TASK DIRECTIONS :: State the number of lines that contain "from", with no other text.

ROWS ::

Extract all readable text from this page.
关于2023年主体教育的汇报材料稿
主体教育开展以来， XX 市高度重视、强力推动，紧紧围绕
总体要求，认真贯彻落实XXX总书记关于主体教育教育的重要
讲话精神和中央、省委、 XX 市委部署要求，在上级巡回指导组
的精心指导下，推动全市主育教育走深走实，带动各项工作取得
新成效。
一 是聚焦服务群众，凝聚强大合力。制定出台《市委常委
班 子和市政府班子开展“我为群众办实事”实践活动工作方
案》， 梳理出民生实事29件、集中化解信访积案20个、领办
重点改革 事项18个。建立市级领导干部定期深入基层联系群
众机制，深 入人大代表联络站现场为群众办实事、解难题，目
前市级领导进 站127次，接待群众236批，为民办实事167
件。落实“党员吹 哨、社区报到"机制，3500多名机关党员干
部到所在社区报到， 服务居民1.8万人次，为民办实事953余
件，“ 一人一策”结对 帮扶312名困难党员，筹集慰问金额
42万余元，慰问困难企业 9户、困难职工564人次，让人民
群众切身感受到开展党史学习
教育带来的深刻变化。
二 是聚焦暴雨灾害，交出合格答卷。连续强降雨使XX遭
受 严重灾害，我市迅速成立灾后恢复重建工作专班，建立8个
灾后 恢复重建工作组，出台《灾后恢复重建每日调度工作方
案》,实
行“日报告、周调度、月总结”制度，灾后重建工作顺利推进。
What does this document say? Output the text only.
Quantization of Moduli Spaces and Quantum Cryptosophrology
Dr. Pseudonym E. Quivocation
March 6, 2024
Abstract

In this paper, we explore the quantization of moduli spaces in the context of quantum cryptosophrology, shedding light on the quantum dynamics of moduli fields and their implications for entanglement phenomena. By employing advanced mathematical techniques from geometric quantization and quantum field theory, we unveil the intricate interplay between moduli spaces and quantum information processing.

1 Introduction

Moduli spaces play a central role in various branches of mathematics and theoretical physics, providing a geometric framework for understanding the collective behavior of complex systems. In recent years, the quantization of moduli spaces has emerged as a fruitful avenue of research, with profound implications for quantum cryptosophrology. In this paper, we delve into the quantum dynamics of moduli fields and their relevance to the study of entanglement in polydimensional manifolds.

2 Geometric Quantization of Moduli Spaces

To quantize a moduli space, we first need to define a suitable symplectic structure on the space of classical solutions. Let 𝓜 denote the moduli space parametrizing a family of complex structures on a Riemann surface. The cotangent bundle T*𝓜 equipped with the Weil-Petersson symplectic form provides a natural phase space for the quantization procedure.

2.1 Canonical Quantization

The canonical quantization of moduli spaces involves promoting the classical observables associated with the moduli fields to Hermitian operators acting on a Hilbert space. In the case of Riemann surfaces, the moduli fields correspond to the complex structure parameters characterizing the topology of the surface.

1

THE COMPLETED TASK :: 2